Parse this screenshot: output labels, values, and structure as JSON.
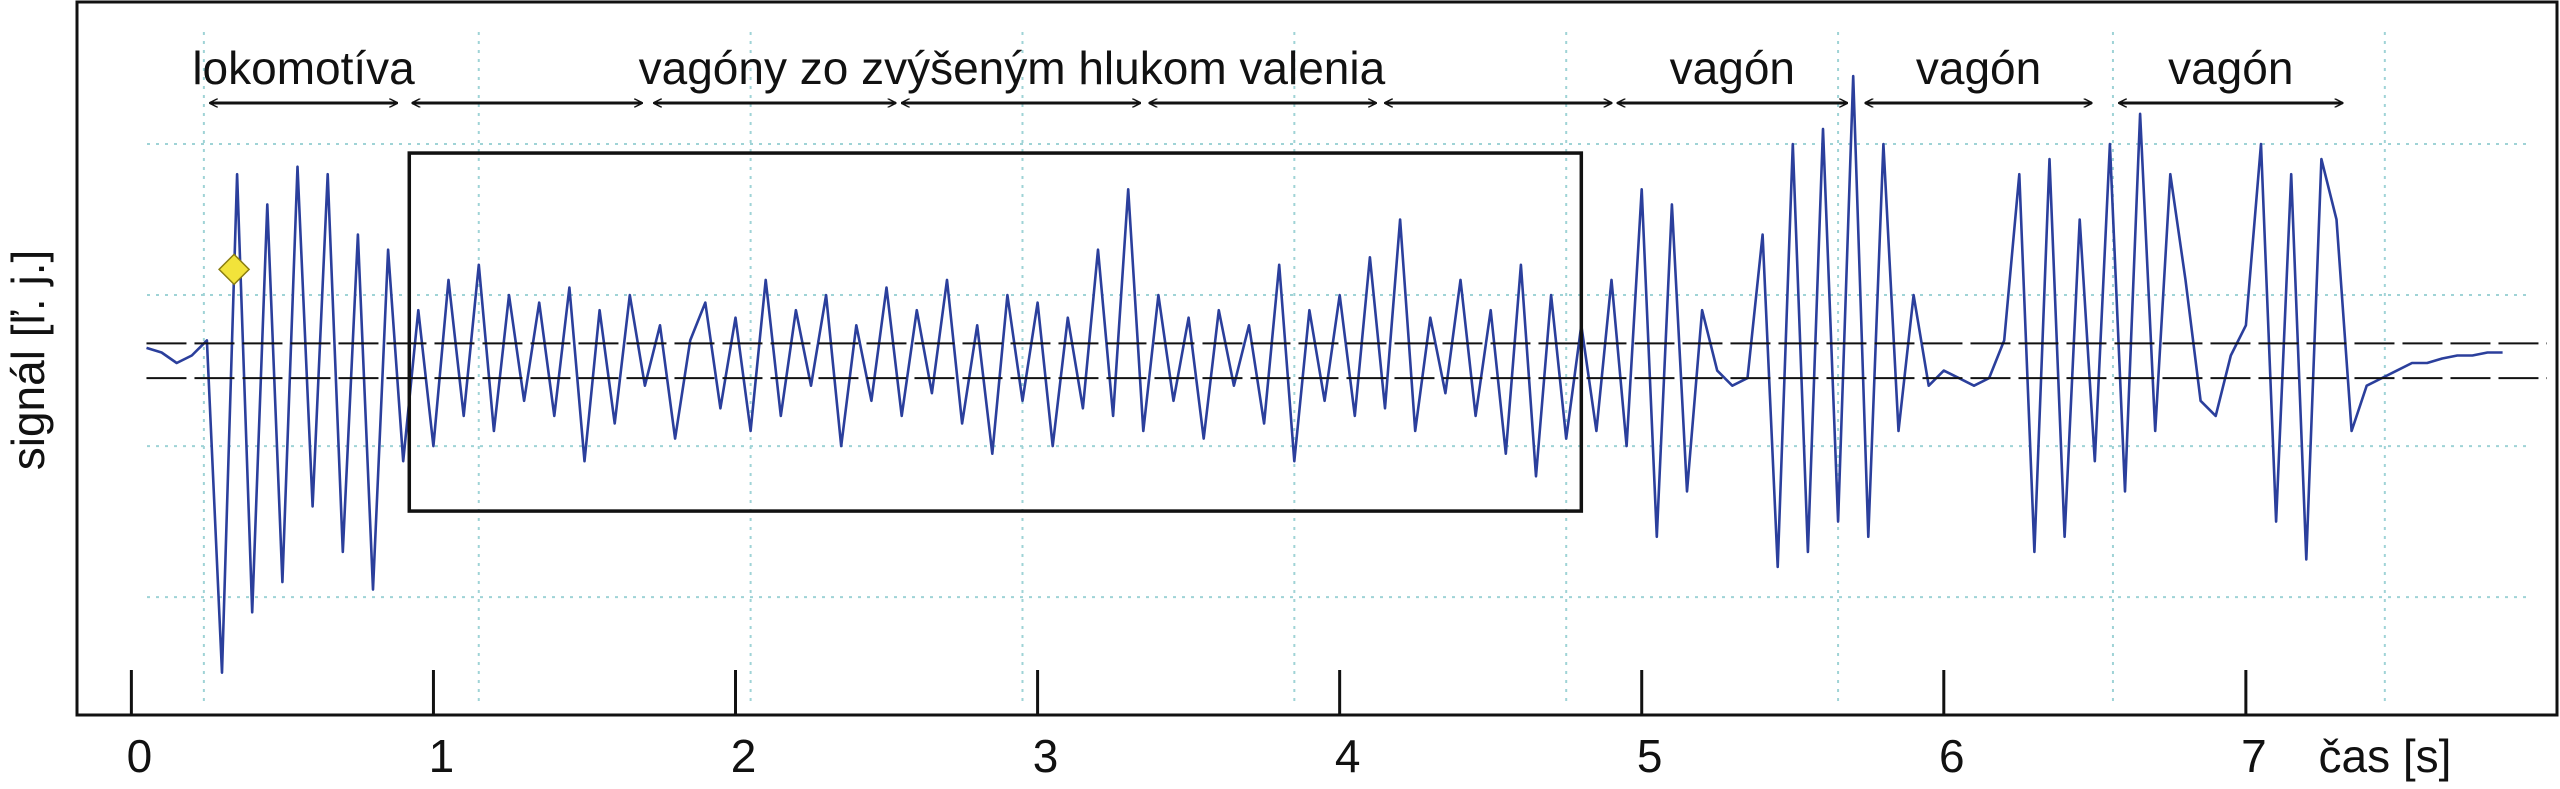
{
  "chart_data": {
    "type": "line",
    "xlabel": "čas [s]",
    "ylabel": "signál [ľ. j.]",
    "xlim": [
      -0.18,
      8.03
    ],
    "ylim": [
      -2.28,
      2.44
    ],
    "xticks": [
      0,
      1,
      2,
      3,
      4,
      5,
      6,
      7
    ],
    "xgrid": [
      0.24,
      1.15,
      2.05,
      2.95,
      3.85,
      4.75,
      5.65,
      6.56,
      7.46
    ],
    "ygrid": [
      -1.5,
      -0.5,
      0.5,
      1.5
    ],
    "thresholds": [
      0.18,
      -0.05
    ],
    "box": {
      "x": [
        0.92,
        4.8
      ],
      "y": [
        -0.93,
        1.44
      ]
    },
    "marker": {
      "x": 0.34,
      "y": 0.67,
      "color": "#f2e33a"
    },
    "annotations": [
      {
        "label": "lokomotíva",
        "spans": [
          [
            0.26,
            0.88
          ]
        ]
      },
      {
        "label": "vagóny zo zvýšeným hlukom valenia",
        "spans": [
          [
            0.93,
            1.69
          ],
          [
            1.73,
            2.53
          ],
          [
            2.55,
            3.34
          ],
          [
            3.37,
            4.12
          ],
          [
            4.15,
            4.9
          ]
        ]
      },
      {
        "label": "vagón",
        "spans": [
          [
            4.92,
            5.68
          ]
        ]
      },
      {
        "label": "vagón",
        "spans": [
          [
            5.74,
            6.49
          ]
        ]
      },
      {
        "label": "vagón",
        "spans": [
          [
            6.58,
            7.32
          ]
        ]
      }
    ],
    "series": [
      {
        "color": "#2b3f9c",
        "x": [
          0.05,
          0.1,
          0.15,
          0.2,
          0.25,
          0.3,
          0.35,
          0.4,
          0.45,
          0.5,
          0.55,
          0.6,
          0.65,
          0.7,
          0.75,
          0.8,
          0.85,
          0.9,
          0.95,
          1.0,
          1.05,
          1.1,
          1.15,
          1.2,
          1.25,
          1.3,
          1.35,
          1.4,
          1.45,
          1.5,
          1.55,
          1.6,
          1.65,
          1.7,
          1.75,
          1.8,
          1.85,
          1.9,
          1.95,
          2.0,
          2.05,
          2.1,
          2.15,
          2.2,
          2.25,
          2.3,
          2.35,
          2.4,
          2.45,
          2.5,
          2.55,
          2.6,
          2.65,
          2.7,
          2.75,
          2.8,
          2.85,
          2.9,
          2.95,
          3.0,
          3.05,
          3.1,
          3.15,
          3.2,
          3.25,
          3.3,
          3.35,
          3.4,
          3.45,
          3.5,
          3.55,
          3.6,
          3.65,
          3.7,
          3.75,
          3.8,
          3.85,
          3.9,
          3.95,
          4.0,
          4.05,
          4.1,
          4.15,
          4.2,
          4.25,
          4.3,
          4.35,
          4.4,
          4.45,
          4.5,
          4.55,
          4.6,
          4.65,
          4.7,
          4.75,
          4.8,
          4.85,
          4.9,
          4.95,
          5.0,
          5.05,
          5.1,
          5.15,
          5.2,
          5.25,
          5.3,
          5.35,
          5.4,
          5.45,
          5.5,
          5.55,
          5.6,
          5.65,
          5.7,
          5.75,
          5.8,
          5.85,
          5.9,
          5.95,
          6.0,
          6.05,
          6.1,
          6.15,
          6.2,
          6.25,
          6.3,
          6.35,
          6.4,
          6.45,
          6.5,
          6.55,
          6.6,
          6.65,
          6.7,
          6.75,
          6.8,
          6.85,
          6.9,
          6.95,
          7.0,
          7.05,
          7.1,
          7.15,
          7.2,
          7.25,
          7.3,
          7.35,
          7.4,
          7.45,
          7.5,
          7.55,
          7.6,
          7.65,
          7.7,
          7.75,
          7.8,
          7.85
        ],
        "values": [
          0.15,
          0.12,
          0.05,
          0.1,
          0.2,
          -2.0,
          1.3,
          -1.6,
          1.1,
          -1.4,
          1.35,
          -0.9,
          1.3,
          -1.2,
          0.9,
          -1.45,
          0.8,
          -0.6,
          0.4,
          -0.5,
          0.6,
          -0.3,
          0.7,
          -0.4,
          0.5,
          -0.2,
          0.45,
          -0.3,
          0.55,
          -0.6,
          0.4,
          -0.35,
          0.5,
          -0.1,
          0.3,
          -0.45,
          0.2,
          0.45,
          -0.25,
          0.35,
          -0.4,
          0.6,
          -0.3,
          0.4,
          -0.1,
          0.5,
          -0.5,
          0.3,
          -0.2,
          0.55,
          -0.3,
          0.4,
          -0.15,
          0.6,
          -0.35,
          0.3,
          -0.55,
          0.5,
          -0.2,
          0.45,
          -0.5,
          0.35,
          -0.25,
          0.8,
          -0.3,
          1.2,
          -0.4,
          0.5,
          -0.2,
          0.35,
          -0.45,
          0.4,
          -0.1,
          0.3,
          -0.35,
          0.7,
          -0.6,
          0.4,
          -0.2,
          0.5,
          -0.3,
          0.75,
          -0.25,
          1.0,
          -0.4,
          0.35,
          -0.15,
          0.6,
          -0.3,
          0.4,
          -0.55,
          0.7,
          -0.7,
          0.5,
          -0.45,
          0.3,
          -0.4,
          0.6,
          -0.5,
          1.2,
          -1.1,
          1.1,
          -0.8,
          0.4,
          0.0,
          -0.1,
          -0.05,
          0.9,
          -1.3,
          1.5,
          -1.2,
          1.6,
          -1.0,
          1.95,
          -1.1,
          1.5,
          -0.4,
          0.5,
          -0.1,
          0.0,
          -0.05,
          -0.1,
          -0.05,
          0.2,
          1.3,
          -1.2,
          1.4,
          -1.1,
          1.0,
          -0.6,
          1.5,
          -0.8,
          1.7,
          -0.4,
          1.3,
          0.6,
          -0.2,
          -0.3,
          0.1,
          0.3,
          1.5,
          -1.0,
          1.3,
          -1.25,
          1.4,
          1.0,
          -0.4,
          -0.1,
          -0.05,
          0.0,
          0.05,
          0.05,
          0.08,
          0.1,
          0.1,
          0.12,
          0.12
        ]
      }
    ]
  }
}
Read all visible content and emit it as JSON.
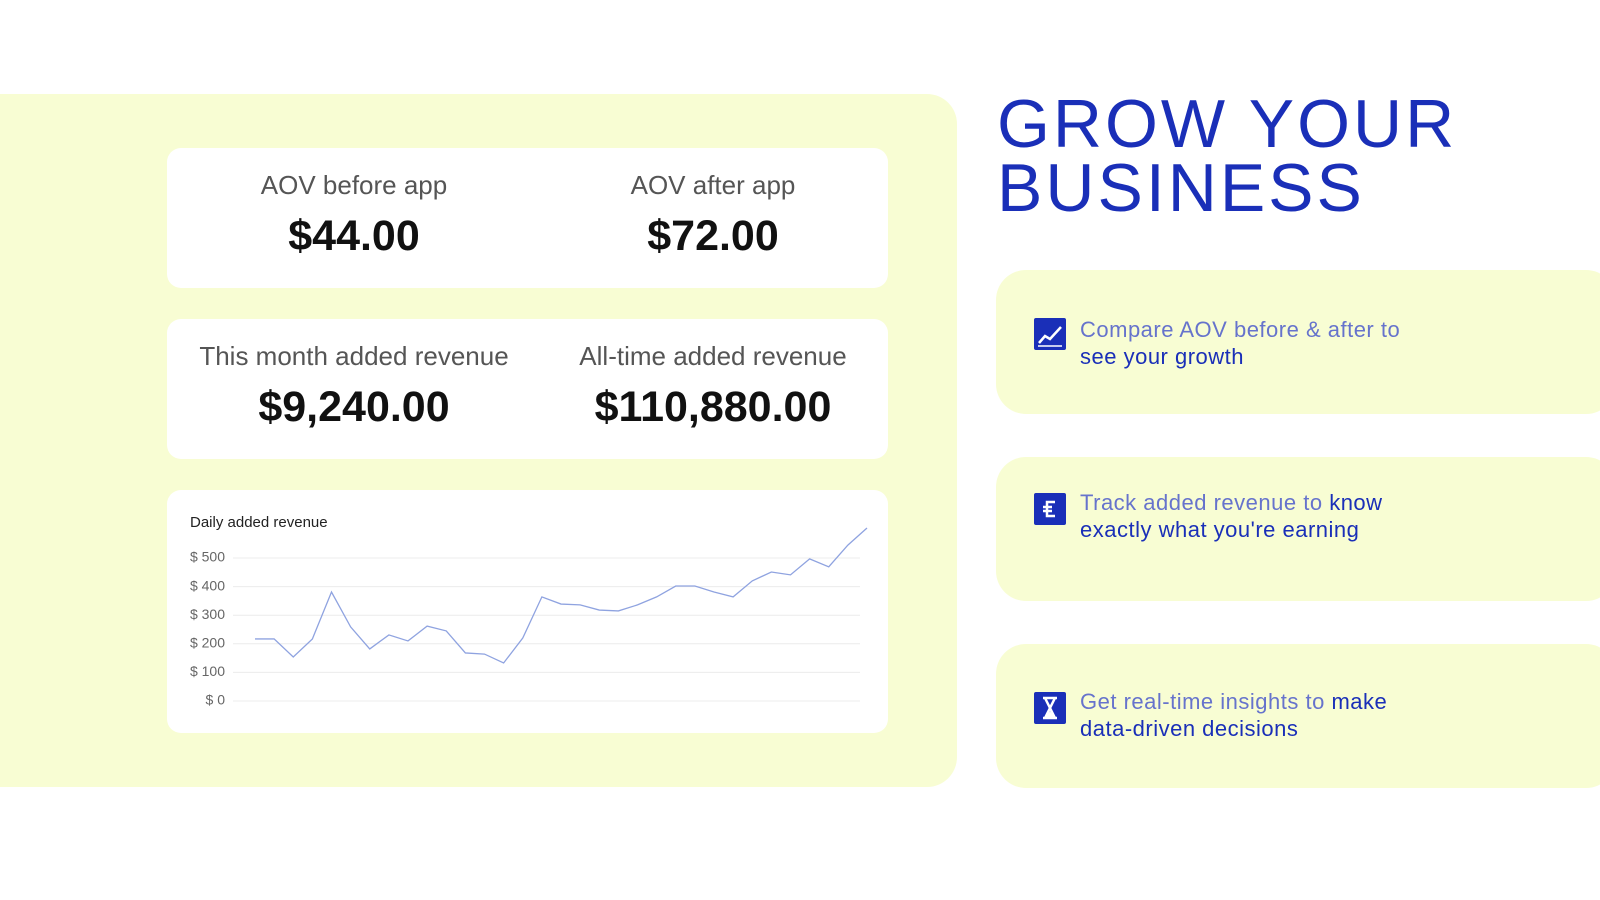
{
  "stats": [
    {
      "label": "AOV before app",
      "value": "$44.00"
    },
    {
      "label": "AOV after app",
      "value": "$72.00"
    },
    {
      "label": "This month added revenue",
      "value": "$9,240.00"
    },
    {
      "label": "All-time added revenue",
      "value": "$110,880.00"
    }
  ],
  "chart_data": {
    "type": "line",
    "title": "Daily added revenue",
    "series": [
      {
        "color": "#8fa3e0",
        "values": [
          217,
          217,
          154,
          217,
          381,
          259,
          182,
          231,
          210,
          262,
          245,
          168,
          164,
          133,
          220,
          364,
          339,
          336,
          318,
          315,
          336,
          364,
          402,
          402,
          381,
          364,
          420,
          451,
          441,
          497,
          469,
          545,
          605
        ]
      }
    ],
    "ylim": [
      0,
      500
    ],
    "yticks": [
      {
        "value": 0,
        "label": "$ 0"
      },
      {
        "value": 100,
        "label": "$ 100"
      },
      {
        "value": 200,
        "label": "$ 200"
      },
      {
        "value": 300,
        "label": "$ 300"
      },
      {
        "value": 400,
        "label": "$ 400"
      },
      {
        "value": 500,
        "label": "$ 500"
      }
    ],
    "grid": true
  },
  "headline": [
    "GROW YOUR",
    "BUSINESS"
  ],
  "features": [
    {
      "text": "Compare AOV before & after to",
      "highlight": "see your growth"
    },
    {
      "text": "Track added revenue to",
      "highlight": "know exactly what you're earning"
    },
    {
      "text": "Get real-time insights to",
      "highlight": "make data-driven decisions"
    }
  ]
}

┄┄┄┄┄┄┄┄┄┄

Work required:
Copy the records exactly. Skip the pictures.

Output of the exercise:
Parse this screenshot: output labels, values, and structure as JSON.
{
  "chart_data": {
    "type": "line",
    "xlabel": "čas [s]",
    "ylabel": "signál [ľ. j.]",
    "xlim": [
      -0.18,
      8.03
    ],
    "ylim": [
      -2.28,
      2.44
    ],
    "xticks": [
      0,
      1,
      2,
      3,
      4,
      5,
      6,
      7
    ],
    "xgrid": [
      0.24,
      1.15,
      2.05,
      2.95,
      3.85,
      4.75,
      5.65,
      6.56,
      7.46
    ],
    "ygrid": [
      -1.5,
      -0.5,
      0.5,
      1.5
    ],
    "thresholds": [
      0.18,
      -0.05
    ],
    "box": {
      "x": [
        0.92,
        4.8
      ],
      "y": [
        -0.93,
        1.44
      ]
    },
    "marker": {
      "x": 0.34,
      "y": 0.67,
      "color": "#f2e33a"
    },
    "annotations": [
      {
        "label": "lokomotíva",
        "spans": [
          [
            0.26,
            0.88
          ]
        ]
      },
      {
        "label": "vagóny zo zvýšeným hlukom valenia",
        "spans": [
          [
            0.93,
            1.69
          ],
          [
            1.73,
            2.53
          ],
          [
            2.55,
            3.34
          ],
          [
            3.37,
            4.12
          ],
          [
            4.15,
            4.9
          ]
        ]
      },
      {
        "label": "vagón",
        "spans": [
          [
            4.92,
            5.68
          ]
        ]
      },
      {
        "label": "vagón",
        "spans": [
          [
            5.74,
            6.49
          ]
        ]
      },
      {
        "label": "vagón",
        "spans": [
          [
            6.58,
            7.32
          ]
        ]
      }
    ],
    "series": [
      {
        "color": "#2b3f9c",
        "x": [
          0.05,
          0.1,
          0.15,
          0.2,
          0.25,
          0.3,
          0.35,
          0.4,
          0.45,
          0.5,
          0.55,
          0.6,
          0.65,
          0.7,
          0.75,
          0.8,
          0.85,
          0.9,
          0.95,
          1.0,
          1.05,
          1.1,
          1.15,
          1.2,
          1.25,
          1.3,
          1.35,
          1.4,
          1.45,
          1.5,
          1.55,
          1.6,
          1.65,
          1.7,
          1.75,
          1.8,
          1.85,
          1.9,
          1.95,
          2.0,
          2.05,
          2.1,
          2.15,
          2.2,
          2.25,
          2.3,
          2.35,
          2.4,
          2.45,
          2.5,
          2.55,
          2.6,
          2.65,
          2.7,
          2.75,
          2.8,
          2.85,
          2.9,
          2.95,
          3.0,
          3.05,
          3.1,
          3.15,
          3.2,
          3.25,
          3.3,
          3.35,
          3.4,
          3.45,
          3.5,
          3.55,
          3.6,
          3.65,
          3.7,
          3.75,
          3.8,
          3.85,
          3.9,
          3.95,
          4.0,
          4.05,
          4.1,
          4.15,
          4.2,
          4.25,
          4.3,
          4.35,
          4.4,
          4.45,
          4.5,
          4.55,
          4.6,
          4.65,
          4.7,
          4.75,
          4.8,
          4.85,
          4.9,
          4.95,
          5.0,
          5.05,
          5.1,
          5.15,
          5.2,
          5.25,
          5.3,
          5.35,
          5.4,
          5.45,
          5.5,
          5.55,
          5.6,
          5.65,
          5.7,
          5.75,
          5.8,
          5.85,
          5.9,
          5.95,
          6.0,
          6.05,
          6.1,
          6.15,
          6.2,
          6.25,
          6.3,
          6.35,
          6.4,
          6.45,
          6.5,
          6.55,
          6.6,
          6.65,
          6.7,
          6.75,
          6.8,
          6.85,
          6.9,
          6.95,
          7.0,
          7.05,
          7.1,
          7.15,
          7.2,
          7.25,
          7.3,
          7.35,
          7.4,
          7.45,
          7.5,
          7.55,
          7.6,
          7.65,
          7.7,
          7.75,
          7.8,
          7.85
        ],
        "values": [
          0.15,
          0.12,
          0.05,
          0.1,
          0.2,
          -2.0,
          1.3,
          -1.6,
          1.1,
          -1.4,
          1.35,
          -0.9,
          1.3,
          -1.2,
          0.9,
          -1.45,
          0.8,
          -0.6,
          0.4,
          -0.5,
          0.6,
          -0.3,
          0.7,
          -0.4,
          0.5,
          -0.2,
          0.45,
          -0.3,
          0.55,
          -0.6,
          0.4,
          -0.35,
          0.5,
          -0.1,
          0.3,
          -0.45,
          0.2,
          0.45,
          -0.25,
          0.35,
          -0.4,
          0.6,
          -0.3,
          0.4,
          -0.1,
          0.5,
          -0.5,
          0.3,
          -0.2,
          0.55,
          -0.3,
          0.4,
          -0.15,
          0.6,
          -0.35,
          0.3,
          -0.55,
          0.5,
          -0.2,
          0.45,
          -0.5,
          0.35,
          -0.25,
          0.8,
          -0.3,
          1.2,
          -0.4,
          0.5,
          -0.2,
          0.35,
          -0.45,
          0.4,
          -0.1,
          0.3,
          -0.35,
          0.7,
          -0.6,
          0.4,
          -0.2,
          0.5,
          -0.3,
          0.75,
          -0.25,
          1.0,
          -0.4,
          0.35,
          -0.15,
          0.6,
          -0.3,
          0.4,
          -0.55,
          0.7,
          -0.7,
          0.5,
          -0.45,
          0.3,
          -0.4,
          0.6,
          -0.5,
          1.2,
          -1.1,
          1.1,
          -0.8,
          0.4,
          0.0,
          -0.1,
          -0.05,
          0.9,
          -1.3,
          1.5,
          -1.2,
          1.6,
          -1.0,
          1.95,
          -1.1,
          1.5,
          -0.4,
          0.5,
          -0.1,
          0.0,
          -0.05,
          -0.1,
          -0.05,
          0.2,
          1.3,
          -1.2,
          1.4,
          -1.1,
          1.0,
          -0.6,
          1.5,
          -0.8,
          1.7,
          -0.4,
          1.3,
          0.6,
          -0.2,
          -0.3,
          0.1,
          0.3,
          1.5,
          -1.0,
          1.3,
          -1.25,
          1.4,
          1.0,
          -0.4,
          -0.1,
          -0.05,
          0.0,
          0.05,
          0.05,
          0.08,
          0.1,
          0.1,
          0.12,
          0.12
        ]
      }
    ]
  }
}
Read all visible content and emit it as JSON.
{
  "stats": [
    {
      "label": "AOV before app",
      "value": "$44.00"
    },
    {
      "label": "AOV after app",
      "value": "$72.00"
    },
    {
      "label": "This month added revenue",
      "value": "$9,240.00"
    },
    {
      "label": "All-time added revenue",
      "value": "$110,880.00"
    }
  ],
  "chart_data": {
    "type": "line",
    "title": "Daily added revenue",
    "series": [
      {
        "color": "#8fa3e0",
        "values": [
          217,
          217,
          154,
          217,
          381,
          259,
          182,
          231,
          210,
          262,
          245,
          168,
          164,
          133,
          220,
          364,
          339,
          336,
          318,
          315,
          336,
          364,
          402,
          402,
          381,
          364,
          420,
          451,
          441,
          497,
          469,
          545,
          605
        ]
      }
    ],
    "ylim": [
      0,
      500
    ],
    "yticks": [
      {
        "value": 0,
        "label": "$ 0"
      },
      {
        "value": 100,
        "label": "$ 100"
      },
      {
        "value": 200,
        "label": "$ 200"
      },
      {
        "value": 300,
        "label": "$ 300"
      },
      {
        "value": 400,
        "label": "$ 400"
      },
      {
        "value": 500,
        "label": "$ 500"
      }
    ],
    "grid": true
  },
  "headline": [
    "GROW YOUR",
    "BUSINESS"
  ],
  "features": [
    {
      "text": "Compare AOV before & after to",
      "highlight": "see your growth"
    },
    {
      "text": "Track added revenue to",
      "highlight": "know exactly what you're earning"
    },
    {
      "text": "Get real-time insights to",
      "highlight": "make data-driven decisions"
    }
  ]
}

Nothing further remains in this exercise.